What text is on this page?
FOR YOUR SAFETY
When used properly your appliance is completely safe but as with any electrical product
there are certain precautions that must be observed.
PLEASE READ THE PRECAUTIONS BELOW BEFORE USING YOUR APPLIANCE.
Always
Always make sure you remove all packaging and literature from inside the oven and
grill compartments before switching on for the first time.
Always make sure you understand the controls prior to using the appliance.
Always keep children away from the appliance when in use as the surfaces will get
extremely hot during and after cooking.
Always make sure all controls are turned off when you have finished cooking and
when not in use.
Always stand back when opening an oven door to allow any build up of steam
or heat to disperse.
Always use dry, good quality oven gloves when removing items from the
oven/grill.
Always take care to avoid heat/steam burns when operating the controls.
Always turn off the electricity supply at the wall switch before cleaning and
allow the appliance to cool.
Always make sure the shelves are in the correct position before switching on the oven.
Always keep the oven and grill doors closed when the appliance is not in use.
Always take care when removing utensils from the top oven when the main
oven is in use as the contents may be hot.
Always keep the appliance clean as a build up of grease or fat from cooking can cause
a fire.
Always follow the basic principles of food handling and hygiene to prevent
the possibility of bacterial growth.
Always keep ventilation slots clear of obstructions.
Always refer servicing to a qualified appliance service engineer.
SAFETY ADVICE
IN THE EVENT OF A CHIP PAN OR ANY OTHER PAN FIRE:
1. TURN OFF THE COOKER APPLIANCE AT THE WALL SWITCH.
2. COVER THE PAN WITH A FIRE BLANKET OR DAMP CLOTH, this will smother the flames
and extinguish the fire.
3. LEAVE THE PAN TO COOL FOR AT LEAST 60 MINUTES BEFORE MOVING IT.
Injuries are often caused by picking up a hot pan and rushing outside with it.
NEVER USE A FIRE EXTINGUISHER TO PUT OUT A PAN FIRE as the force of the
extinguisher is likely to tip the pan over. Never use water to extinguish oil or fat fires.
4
= = = = =
**TASK OBJECTIVE:** Search the records for the string "switching" and report each line that has it.

**RESPONSE:**
grill compartments before switching on for the first time.
Always make sure the shelves are in the correct position before switching on the oven.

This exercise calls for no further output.